Exercise objective: Exclude all pictures, then copy each of the records exactly as written.

======== Records to use

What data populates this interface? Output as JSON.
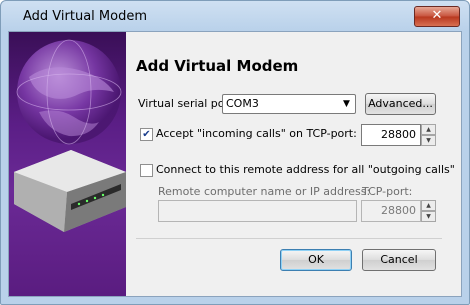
{
  "window": {
    "title": "Add Virtual Modem",
    "close_label": "✕"
  },
  "heading": "Add Virtual Modem",
  "serial_port": {
    "label": "Virtual serial port:",
    "value": "COM3",
    "advanced_label": "Advanced..."
  },
  "incoming": {
    "checked": true,
    "label": "Accept \"incoming calls\" on TCP-port:",
    "port": "28800"
  },
  "outgoing": {
    "checked": false,
    "label": "Connect to this remote address for all \"outgoing calls\"",
    "remote_label": "Remote computer name or IP address:",
    "remote_value": "",
    "tcp_label": "TCP-port:",
    "port": "28800"
  },
  "buttons": {
    "ok": "OK",
    "cancel": "Cancel"
  },
  "colors": {
    "accent": "#3c7fb1",
    "sidebar": "#5b1e86"
  }
}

================

Result:
What data populates this interface? Output as JSON.
{
  "window": {
    "title": "Add Virtual Modem",
    "close_label": "✕"
  },
  "heading": "Add Virtual Modem",
  "serial_port": {
    "label": "Virtual serial port:",
    "value": "COM3",
    "advanced_label": "Advanced..."
  },
  "incoming": {
    "checked": true,
    "label": "Accept \"incoming calls\" on TCP-port:",
    "port": "28800"
  },
  "outgoing": {
    "checked": false,
    "label": "Connect to this remote address for all \"outgoing calls\"",
    "remote_label": "Remote computer name or IP address:",
    "remote_value": "",
    "tcp_label": "TCP-port:",
    "port": "28800"
  },
  "buttons": {
    "ok": "OK",
    "cancel": "Cancel"
  },
  "colors": {
    "accent": "#3c7fb1",
    "sidebar": "#5b1e86"
  }
}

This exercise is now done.